:: Task inputs ::

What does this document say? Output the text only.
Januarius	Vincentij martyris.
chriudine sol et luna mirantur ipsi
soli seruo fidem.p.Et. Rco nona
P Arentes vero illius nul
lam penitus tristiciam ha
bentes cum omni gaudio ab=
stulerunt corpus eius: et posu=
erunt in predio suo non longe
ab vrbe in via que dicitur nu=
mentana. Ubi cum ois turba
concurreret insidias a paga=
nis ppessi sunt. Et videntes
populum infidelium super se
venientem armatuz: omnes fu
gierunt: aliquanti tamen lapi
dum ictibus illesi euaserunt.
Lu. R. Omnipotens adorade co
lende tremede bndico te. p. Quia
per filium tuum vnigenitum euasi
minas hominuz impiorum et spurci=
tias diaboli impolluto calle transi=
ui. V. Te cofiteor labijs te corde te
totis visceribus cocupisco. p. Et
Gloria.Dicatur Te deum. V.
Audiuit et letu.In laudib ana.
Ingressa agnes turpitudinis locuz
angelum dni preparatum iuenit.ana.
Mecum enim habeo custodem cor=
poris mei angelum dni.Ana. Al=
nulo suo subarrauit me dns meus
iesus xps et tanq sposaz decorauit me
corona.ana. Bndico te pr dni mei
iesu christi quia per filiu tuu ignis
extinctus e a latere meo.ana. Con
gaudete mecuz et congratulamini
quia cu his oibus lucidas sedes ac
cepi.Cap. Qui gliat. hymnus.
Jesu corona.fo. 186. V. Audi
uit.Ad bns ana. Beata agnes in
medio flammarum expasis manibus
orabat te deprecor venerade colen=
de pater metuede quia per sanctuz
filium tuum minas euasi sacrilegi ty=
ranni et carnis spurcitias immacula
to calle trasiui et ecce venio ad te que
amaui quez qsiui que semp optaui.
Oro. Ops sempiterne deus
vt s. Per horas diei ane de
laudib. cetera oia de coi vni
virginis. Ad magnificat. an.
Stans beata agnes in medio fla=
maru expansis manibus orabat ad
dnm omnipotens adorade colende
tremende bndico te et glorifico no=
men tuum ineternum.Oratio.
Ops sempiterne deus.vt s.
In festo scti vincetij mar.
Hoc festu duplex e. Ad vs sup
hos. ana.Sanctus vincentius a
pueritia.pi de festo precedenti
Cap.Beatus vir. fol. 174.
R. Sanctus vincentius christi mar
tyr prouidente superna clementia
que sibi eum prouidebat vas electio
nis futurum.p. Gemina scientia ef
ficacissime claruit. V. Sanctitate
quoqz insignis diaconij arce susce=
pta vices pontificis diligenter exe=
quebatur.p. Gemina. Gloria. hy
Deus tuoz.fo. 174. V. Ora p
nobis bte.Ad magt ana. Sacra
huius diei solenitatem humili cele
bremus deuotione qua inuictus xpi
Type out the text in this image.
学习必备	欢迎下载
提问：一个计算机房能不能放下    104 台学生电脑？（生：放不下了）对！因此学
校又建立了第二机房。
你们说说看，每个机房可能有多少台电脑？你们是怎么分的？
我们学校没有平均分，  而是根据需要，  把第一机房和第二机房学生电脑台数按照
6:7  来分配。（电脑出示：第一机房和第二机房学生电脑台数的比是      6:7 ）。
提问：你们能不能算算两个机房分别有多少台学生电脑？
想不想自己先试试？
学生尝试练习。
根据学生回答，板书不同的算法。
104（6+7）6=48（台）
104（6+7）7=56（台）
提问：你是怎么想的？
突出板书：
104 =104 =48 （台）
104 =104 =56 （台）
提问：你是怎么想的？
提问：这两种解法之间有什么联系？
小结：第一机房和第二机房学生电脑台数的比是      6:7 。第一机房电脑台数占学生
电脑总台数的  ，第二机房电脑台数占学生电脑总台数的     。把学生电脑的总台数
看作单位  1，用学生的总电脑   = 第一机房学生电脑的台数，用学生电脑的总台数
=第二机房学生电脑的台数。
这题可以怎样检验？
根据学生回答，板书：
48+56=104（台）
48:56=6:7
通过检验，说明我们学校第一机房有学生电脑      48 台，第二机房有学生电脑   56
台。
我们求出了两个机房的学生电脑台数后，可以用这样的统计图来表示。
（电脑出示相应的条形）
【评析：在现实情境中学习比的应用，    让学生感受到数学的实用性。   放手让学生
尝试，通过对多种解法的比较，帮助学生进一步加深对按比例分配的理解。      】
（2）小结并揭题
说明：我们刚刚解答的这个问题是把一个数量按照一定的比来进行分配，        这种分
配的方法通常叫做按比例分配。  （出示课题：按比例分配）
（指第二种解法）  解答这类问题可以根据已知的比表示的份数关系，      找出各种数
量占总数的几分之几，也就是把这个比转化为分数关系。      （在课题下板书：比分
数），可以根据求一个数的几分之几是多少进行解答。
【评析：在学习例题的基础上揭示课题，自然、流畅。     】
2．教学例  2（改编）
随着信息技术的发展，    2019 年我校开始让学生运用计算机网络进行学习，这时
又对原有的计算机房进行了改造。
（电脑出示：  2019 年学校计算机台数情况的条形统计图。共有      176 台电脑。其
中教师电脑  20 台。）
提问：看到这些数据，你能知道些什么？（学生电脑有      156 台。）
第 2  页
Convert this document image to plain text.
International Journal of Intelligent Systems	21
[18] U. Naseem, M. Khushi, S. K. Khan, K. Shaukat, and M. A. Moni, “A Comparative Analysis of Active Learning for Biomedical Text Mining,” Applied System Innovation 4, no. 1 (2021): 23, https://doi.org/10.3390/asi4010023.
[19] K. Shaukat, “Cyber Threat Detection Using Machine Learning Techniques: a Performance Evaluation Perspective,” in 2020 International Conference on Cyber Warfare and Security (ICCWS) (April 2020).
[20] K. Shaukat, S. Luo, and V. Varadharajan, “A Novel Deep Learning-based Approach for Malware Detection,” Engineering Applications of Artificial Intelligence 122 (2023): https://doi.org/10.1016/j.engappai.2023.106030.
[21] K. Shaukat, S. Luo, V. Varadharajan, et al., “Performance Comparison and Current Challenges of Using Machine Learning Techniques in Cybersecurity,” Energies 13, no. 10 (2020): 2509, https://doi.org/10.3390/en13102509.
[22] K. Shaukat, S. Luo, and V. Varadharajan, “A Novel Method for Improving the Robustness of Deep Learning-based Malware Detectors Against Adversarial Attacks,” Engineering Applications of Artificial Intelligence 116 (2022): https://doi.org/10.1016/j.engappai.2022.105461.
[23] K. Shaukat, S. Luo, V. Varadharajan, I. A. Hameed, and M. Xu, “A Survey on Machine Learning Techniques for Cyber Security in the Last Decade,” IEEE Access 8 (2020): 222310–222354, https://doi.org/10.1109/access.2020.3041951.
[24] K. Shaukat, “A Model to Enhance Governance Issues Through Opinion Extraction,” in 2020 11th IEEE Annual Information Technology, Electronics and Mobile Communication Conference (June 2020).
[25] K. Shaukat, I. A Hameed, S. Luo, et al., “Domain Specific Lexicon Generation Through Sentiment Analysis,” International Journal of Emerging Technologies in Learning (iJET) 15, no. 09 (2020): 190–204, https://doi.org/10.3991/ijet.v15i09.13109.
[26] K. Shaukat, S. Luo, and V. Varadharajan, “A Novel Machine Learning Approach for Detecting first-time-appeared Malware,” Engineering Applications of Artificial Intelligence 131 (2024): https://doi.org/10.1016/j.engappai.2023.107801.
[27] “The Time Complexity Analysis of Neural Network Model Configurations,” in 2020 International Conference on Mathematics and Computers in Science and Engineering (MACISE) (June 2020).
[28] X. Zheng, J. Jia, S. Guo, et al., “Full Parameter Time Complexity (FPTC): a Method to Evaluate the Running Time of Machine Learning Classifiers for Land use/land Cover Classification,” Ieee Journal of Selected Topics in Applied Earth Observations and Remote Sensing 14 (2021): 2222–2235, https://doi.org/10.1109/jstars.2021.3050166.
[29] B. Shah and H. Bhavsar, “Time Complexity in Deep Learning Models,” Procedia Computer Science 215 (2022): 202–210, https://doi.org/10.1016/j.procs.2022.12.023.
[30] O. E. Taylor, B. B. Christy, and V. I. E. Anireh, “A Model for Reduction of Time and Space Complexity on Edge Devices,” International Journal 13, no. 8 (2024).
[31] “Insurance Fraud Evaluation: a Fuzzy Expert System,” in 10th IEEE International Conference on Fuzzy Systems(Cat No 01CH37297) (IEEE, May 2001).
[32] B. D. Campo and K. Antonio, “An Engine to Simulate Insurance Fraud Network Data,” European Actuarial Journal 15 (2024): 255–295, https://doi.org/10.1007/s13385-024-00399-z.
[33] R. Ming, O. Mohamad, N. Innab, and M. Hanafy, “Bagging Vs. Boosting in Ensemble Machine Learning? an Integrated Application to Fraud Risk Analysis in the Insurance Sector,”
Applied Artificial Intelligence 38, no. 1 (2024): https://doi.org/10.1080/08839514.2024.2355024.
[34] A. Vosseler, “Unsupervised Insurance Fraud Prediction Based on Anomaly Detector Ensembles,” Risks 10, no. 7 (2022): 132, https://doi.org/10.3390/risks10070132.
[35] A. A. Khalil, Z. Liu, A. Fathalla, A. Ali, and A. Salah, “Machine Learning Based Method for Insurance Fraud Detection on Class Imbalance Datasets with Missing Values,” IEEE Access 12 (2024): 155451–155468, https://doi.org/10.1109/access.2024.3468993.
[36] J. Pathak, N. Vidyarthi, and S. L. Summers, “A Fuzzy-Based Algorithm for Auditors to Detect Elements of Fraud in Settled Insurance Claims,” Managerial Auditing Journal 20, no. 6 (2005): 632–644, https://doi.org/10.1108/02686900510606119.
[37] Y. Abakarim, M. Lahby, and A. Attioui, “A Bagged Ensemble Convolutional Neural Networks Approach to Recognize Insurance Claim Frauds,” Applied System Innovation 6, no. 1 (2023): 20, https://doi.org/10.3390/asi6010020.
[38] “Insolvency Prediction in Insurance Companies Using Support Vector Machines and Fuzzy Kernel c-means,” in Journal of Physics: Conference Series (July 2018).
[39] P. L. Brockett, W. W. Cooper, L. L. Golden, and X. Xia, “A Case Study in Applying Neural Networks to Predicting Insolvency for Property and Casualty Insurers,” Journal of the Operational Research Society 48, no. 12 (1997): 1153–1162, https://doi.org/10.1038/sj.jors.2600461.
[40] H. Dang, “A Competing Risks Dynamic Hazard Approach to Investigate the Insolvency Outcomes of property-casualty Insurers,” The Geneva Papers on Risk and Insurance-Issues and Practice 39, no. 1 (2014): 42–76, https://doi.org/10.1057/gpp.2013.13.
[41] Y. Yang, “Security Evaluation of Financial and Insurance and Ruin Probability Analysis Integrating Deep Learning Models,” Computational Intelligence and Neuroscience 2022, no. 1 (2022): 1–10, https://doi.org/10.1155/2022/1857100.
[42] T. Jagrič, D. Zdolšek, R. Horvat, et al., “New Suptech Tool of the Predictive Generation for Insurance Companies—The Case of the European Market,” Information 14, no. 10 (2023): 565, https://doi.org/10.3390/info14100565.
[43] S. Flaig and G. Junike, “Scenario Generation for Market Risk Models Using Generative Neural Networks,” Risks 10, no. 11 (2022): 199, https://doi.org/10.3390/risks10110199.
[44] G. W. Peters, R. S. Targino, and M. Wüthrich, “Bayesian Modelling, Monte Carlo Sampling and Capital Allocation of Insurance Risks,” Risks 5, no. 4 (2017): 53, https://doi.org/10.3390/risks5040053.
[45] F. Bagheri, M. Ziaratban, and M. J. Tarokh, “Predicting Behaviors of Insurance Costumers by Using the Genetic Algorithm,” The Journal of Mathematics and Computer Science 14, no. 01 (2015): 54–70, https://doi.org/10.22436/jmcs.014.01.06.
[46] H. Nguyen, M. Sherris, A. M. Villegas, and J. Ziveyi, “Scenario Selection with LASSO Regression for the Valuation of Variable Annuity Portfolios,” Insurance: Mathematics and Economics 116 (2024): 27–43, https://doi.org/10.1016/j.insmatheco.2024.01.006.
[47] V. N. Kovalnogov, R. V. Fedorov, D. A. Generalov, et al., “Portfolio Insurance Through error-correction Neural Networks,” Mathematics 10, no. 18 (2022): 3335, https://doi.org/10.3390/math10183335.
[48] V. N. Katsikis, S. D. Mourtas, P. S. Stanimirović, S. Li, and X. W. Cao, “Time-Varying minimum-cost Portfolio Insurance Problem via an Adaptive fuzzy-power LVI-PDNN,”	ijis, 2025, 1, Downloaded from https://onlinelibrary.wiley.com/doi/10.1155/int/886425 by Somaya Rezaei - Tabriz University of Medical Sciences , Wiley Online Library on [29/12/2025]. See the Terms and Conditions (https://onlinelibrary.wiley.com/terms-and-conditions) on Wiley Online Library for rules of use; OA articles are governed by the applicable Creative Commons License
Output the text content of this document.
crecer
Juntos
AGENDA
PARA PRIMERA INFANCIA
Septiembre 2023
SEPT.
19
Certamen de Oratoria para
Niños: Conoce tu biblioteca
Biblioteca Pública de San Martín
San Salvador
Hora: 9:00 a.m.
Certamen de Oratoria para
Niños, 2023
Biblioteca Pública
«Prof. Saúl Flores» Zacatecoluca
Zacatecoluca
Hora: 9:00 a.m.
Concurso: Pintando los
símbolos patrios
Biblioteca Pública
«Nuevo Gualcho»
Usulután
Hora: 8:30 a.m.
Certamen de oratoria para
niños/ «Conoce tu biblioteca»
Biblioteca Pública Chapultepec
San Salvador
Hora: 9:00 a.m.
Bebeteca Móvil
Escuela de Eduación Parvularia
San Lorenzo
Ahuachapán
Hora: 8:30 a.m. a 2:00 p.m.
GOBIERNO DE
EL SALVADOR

:::

— Prompt —
For each line above that contains the word "minas", copy that line.

— The response —
minas hominuz impiorum et spurci=
filium tuum minas euasi sacrilegi ty=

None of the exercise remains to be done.